▸ **TASK STATEMENT**:
Gather every line below where "TradingView" appears.

▸ **Dataset entries on figures**:
>> Begin

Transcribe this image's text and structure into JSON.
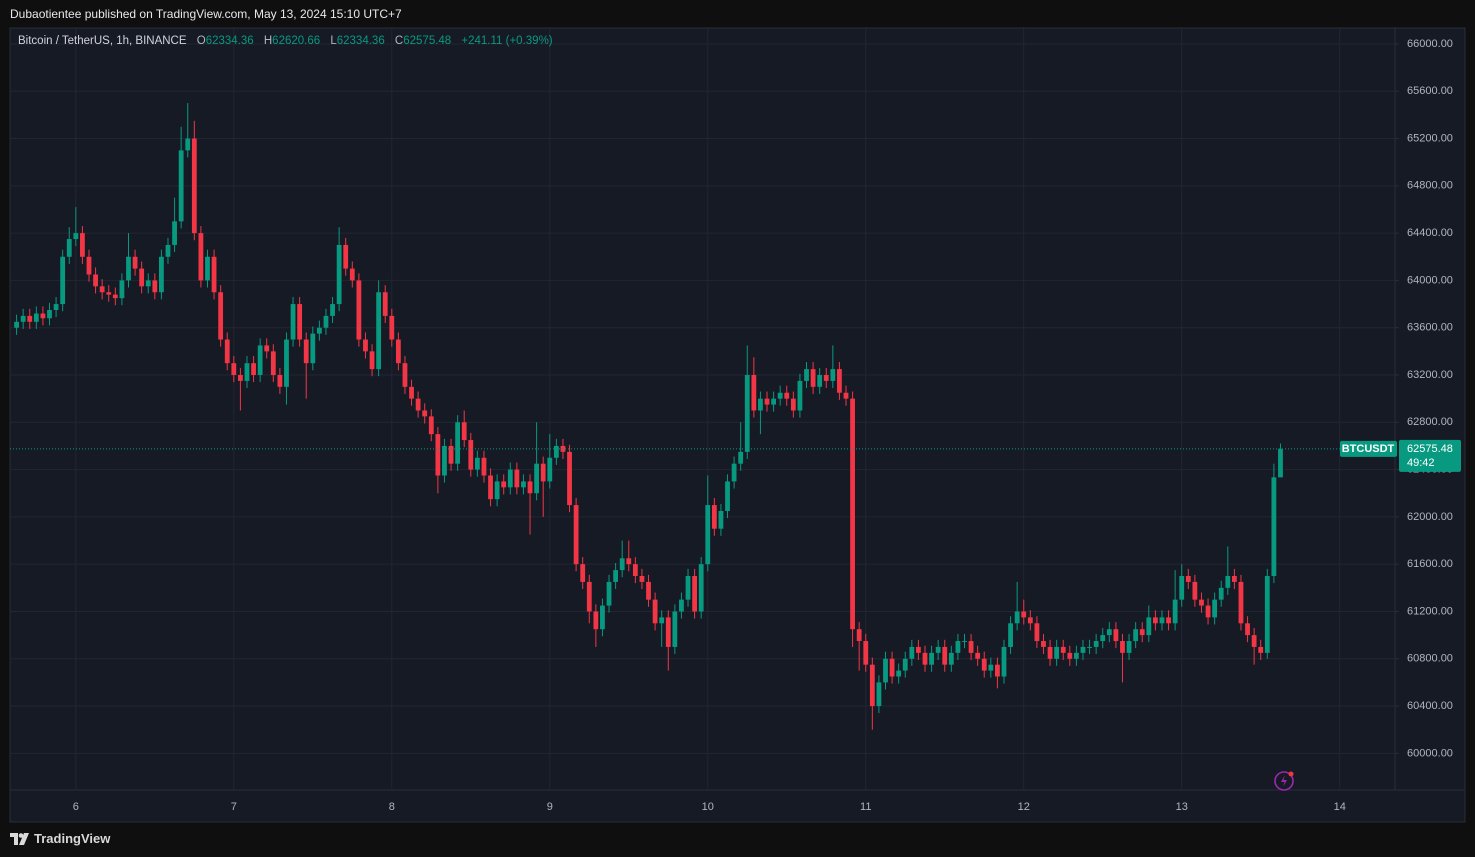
{
  "header": {
    "publisher": "Dubaotientee published on TradingView.com, May 13, 2024 15:10 UTC+7"
  },
  "chart_data": {
    "type": "candlestick",
    "title": "Bitcoin / TetherUS, 1h, BINANCE",
    "legend_labels": [
      "O",
      "H",
      "L",
      "C"
    ],
    "change": "+241.11 (+0.39%)",
    "symbol": "BTCUSDT",
    "countdown": "49:42",
    "up_color": "#089981",
    "down_color": "#f23645",
    "grid": true,
    "xlim": [
      134,
      344.4
    ],
    "xticks": [
      {
        "value": 144,
        "label": "6"
      },
      {
        "value": 168,
        "label": "7"
      },
      {
        "value": 192,
        "label": "8"
      },
      {
        "value": 216,
        "label": "9"
      },
      {
        "value": 240,
        "label": "10"
      },
      {
        "value": 264,
        "label": "11"
      },
      {
        "value": 288,
        "label": "12"
      },
      {
        "value": 312,
        "label": "13"
      },
      {
        "value": 336,
        "label": "14"
      }
    ],
    "ylim": [
      59690,
      66135
    ],
    "yticks": [
      {
        "value": 60000,
        "label": "60000.00"
      },
      {
        "value": 60400,
        "label": "60400.00"
      },
      {
        "value": 60800,
        "label": "60800.00"
      },
      {
        "value": 61200,
        "label": "61200.00"
      },
      {
        "value": 61600,
        "label": "61600.00"
      },
      {
        "value": 62000,
        "label": "62000.00"
      },
      {
        "value": 62400,
        "label": "62400.00"
      },
      {
        "value": 62800,
        "label": "62800.00"
      },
      {
        "value": 63200,
        "label": "63200.00"
      },
      {
        "value": 63600,
        "label": "63600.00"
      },
      {
        "value": 64000,
        "label": "64000.00"
      },
      {
        "value": 64400,
        "label": "64400.00"
      },
      {
        "value": 64800,
        "label": "64800.00"
      },
      {
        "value": 65200,
        "label": "65200.00"
      },
      {
        "value": 65600,
        "label": "65600.00"
      },
      {
        "value": 66000,
        "label": "66000.00"
      }
    ],
    "x": [
      135,
      136,
      137,
      138,
      139,
      140,
      141,
      142,
      143,
      144,
      145,
      146,
      147,
      148,
      149,
      150,
      151,
      152,
      153,
      154,
      155,
      156,
      157,
      158,
      159,
      160,
      161,
      162,
      163,
      164,
      165,
      166,
      167,
      168,
      169,
      170,
      171,
      172,
      173,
      174,
      175,
      176,
      177,
      178,
      179,
      180,
      181,
      182,
      183,
      184,
      185,
      186,
      187,
      188,
      189,
      190,
      191,
      192,
      193,
      194,
      195,
      196,
      197,
      198,
      199,
      200,
      201,
      202,
      203,
      204,
      205,
      206,
      207,
      208,
      209,
      210,
      211,
      212,
      213,
      214,
      215,
      216,
      217,
      218,
      219,
      220,
      221,
      222,
      223,
      224,
      225,
      226,
      227,
      228,
      229,
      230,
      231,
      232,
      233,
      234,
      235,
      236,
      237,
      238,
      239,
      240,
      241,
      242,
      243,
      244,
      245,
      246,
      247,
      248,
      249,
      250,
      251,
      252,
      253,
      254,
      255,
      256,
      257,
      258,
      259,
      260,
      261,
      262,
      263,
      264,
      265,
      266,
      267,
      268,
      269,
      270,
      271,
      272,
      273,
      274,
      275,
      276,
      277,
      278,
      279,
      280,
      281,
      282,
      283,
      284,
      285,
      286,
      287,
      288,
      289,
      290,
      291,
      292,
      293,
      294,
      295,
      296,
      297,
      298,
      299,
      300,
      301,
      302,
      303,
      304,
      305,
      306,
      307,
      308,
      309,
      310,
      311,
      312,
      313,
      314,
      315,
      316,
      317,
      318,
      319,
      320,
      321,
      322,
      323,
      324,
      325,
      326,
      327
    ],
    "open": [
      63600,
      63650,
      63700,
      63650,
      63720,
      63680,
      63750,
      63800,
      64200,
      64350,
      64400,
      64200,
      64050,
      63950,
      63900,
      63880,
      63850,
      64000,
      64200,
      64100,
      63950,
      64000,
      63900,
      64200,
      64300,
      64500,
      65100,
      65200,
      64400,
      64000,
      64200,
      63900,
      63500,
      63300,
      63200,
      63150,
      63300,
      63200,
      63450,
      63400,
      63200,
      63100,
      63500,
      63800,
      63500,
      63300,
      63550,
      63600,
      63700,
      63800,
      64300,
      64100,
      64000,
      63500,
      63400,
      63250,
      63900,
      63700,
      63500,
      63300,
      63100,
      63000,
      62900,
      62850,
      62700,
      62350,
      62600,
      62450,
      62800,
      62650,
      62400,
      62500,
      62350,
      62150,
      62300,
      62250,
      62400,
      62250,
      62300,
      62200,
      62450,
      62300,
      62500,
      62600,
      62550,
      62100,
      61600,
      61450,
      61200,
      61050,
      61250,
      61450,
      61550,
      61650,
      61600,
      61500,
      61450,
      61300,
      61100,
      61150,
      60900,
      61200,
      61300,
      61500,
      61200,
      61600,
      62100,
      61900,
      62050,
      62300,
      62450,
      62550,
      63200,
      62900,
      63000,
      62950,
      63000,
      63050,
      63000,
      62900,
      63150,
      63250,
      63100,
      63200,
      63150,
      63250,
      63050,
      63000,
      61050,
      60950,
      60750,
      60400,
      60600,
      60800,
      60650,
      60700,
      60800,
      60900,
      60850,
      60750,
      60850,
      60900,
      60750,
      60850,
      60950,
      60950,
      60850,
      60800,
      60700,
      60750,
      60650,
      60900,
      61100,
      61200,
      61150,
      61100,
      60950,
      60900,
      60800,
      60900,
      60850,
      60800,
      60850,
      60900,
      60900,
      60950,
      61000,
      61050,
      60950,
      60850,
      60950,
      61050,
      61000,
      61150,
      61100,
      61150,
      61100,
      61300,
      61500,
      61450,
      61300,
      61250,
      61150,
      61300,
      61400,
      61500,
      61450,
      61100,
      61000,
      60900,
      60850,
      61500,
      62334.36
    ],
    "high": [
      63710,
      63760,
      63760,
      63780,
      63780,
      63810,
      63860,
      64260,
      64450,
      64620,
      64460,
      64260,
      64110,
      64010,
      63960,
      63940,
      64060,
      64400,
      64260,
      64160,
      64060,
      64060,
      64260,
      64360,
      64700,
      65300,
      65500,
      65350,
      64460,
      64260,
      64260,
      63960,
      63560,
      63360,
      63260,
      63360,
      63360,
      63510,
      63510,
      63460,
      63260,
      63560,
      63860,
      63860,
      63560,
      63610,
      63660,
      63760,
      63860,
      64450,
      64360,
      64160,
      64060,
      63560,
      63460,
      64000,
      63960,
      63760,
      63560,
      63360,
      63160,
      63060,
      62960,
      62910,
      62760,
      62660,
      62660,
      62860,
      62900,
      62710,
      62560,
      62560,
      62410,
      62360,
      62360,
      62460,
      62460,
      62360,
      62360,
      62800,
      62510,
      62700,
      62660,
      62660,
      62610,
      62160,
      61660,
      61510,
      61260,
      61310,
      61510,
      61610,
      61800,
      61800,
      61660,
      61560,
      61510,
      61360,
      61210,
      61210,
      61260,
      61360,
      61560,
      61560,
      61660,
      62350,
      62160,
      62110,
      62360,
      62510,
      62800,
      63450,
      63350,
      63060,
      63060,
      63060,
      63110,
      63110,
      63060,
      63210,
      63310,
      63310,
      63260,
      63260,
      63450,
      63310,
      63110,
      63060,
      61110,
      61010,
      60810,
      60660,
      60860,
      60860,
      60760,
      60860,
      60960,
      60960,
      60910,
      60910,
      60960,
      60960,
      60910,
      61010,
      61010,
      61010,
      60910,
      60860,
      60810,
      60810,
      60960,
      61160,
      61450,
      61300,
      61210,
      61160,
      61010,
      60960,
      60960,
      60960,
      60910,
      60910,
      60960,
      60960,
      61010,
      61060,
      61110,
      61110,
      61010,
      61010,
      61110,
      61110,
      61250,
      61210,
      61210,
      61210,
      61550,
      61600,
      61560,
      61510,
      61360,
      61310,
      61360,
      61460,
      61750,
      61560,
      61510,
      61160,
      61060,
      60960,
      61560,
      62450,
      62620.66
    ],
    "low": [
      63540,
      63590,
      63590,
      63590,
      63620,
      63620,
      63690,
      63740,
      64140,
      64290,
      64140,
      63990,
      63890,
      63840,
      63820,
      63790,
      63790,
      63940,
      64040,
      63890,
      63890,
      63840,
      63840,
      64140,
      64240,
      64440,
      65040,
      64340,
      63940,
      63940,
      63840,
      63440,
      63240,
      63140,
      62900,
      63090,
      63140,
      63140,
      63340,
      63140,
      63040,
      62950,
      63440,
      63440,
      63000,
      63240,
      63490,
      63540,
      63640,
      63740,
      64040,
      63940,
      63440,
      63340,
      63190,
      63190,
      63640,
      63440,
      63240,
      63040,
      62940,
      62840,
      62790,
      62640,
      62200,
      62290,
      62390,
      62390,
      62590,
      62340,
      62340,
      62290,
      62090,
      62090,
      62190,
      62190,
      62190,
      62190,
      61850,
      62140,
      62000,
      62240,
      62440,
      62490,
      62040,
      61540,
      61390,
      61100,
      60900,
      60990,
      61190,
      61390,
      61490,
      61540,
      61440,
      61390,
      61240,
      61040,
      60900,
      60700,
      60840,
      61140,
      61240,
      61140,
      61140,
      61540,
      61840,
      61840,
      61990,
      62240,
      62390,
      62490,
      62840,
      62700,
      62890,
      62890,
      62940,
      62940,
      62840,
      62840,
      63090,
      63040,
      63040,
      63090,
      63090,
      62990,
      62940,
      60900,
      60700,
      60690,
      60200,
      60340,
      60540,
      60590,
      60590,
      60640,
      60740,
      60790,
      60690,
      60690,
      60790,
      60690,
      60690,
      60790,
      60890,
      60790,
      60740,
      60640,
      60640,
      60550,
      60590,
      60840,
      61040,
      61090,
      61040,
      60890,
      60840,
      60740,
      60740,
      60790,
      60740,
      60740,
      60790,
      60840,
      60840,
      60890,
      60940,
      60890,
      60600,
      60790,
      60890,
      60940,
      60940,
      61040,
      61040,
      61040,
      61040,
      61240,
      61390,
      61240,
      61190,
      61090,
      61090,
      61240,
      61340,
      61390,
      61040,
      60940,
      60750,
      60790,
      60800,
      61440,
      62334.36
    ],
    "close": [
      63650,
      63700,
      63650,
      63720,
      63680,
      63750,
      63800,
      64200,
      64350,
      64400,
      64200,
      64050,
      63950,
      63900,
      63880,
      63850,
      64000,
      64200,
      64100,
      63950,
      64000,
      63900,
      64200,
      64300,
      64500,
      65100,
      65200,
      64400,
      64000,
      64200,
      63900,
      63500,
      63300,
      63200,
      63150,
      63300,
      63200,
      63450,
      63400,
      63200,
      63100,
      63500,
      63800,
      63500,
      63300,
      63550,
      63600,
      63700,
      63800,
      64300,
      64100,
      64000,
      63500,
      63400,
      63250,
      63900,
      63700,
      63500,
      63300,
      63100,
      63000,
      62900,
      62850,
      62700,
      62350,
      62600,
      62450,
      62800,
      62650,
      62400,
      62500,
      62350,
      62150,
      62300,
      62250,
      62400,
      62250,
      62300,
      62200,
      62450,
      62300,
      62500,
      62600,
      62550,
      62100,
      61600,
      61450,
      61200,
      61050,
      61250,
      61450,
      61550,
      61650,
      61600,
      61500,
      61450,
      61300,
      61100,
      61150,
      60900,
      61200,
      61300,
      61500,
      61200,
      61600,
      62100,
      61900,
      62050,
      62300,
      62450,
      62550,
      63200,
      62900,
      63000,
      62950,
      63000,
      63050,
      63000,
      62900,
      63150,
      63250,
      63100,
      63200,
      63150,
      63250,
      63050,
      63000,
      61050,
      60950,
      60750,
      60400,
      60600,
      60800,
      60650,
      60700,
      60800,
      60900,
      60850,
      60750,
      60850,
      60900,
      60750,
      60850,
      60950,
      60950,
      60850,
      60800,
      60700,
      60750,
      60650,
      60900,
      61100,
      61200,
      61150,
      61100,
      60950,
      60900,
      60800,
      60900,
      60850,
      60800,
      60850,
      60900,
      60900,
      60950,
      61000,
      61050,
      60950,
      60850,
      60950,
      61050,
      61000,
      61150,
      61100,
      61150,
      61100,
      61300,
      61500,
      61450,
      61300,
      61250,
      61150,
      61300,
      61400,
      61500,
      61450,
      61100,
      61000,
      60900,
      60850,
      61500,
      62334.36,
      62575.48
    ]
  },
  "footer": {
    "brand": "TradingView"
  }
}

>> End

▸ **SOLVED PROBLEM**:
    "publisher": "Dubaotientee published on TradingView.com, May 13, 2024 15:10 UTC+7"
    "brand": "TradingView"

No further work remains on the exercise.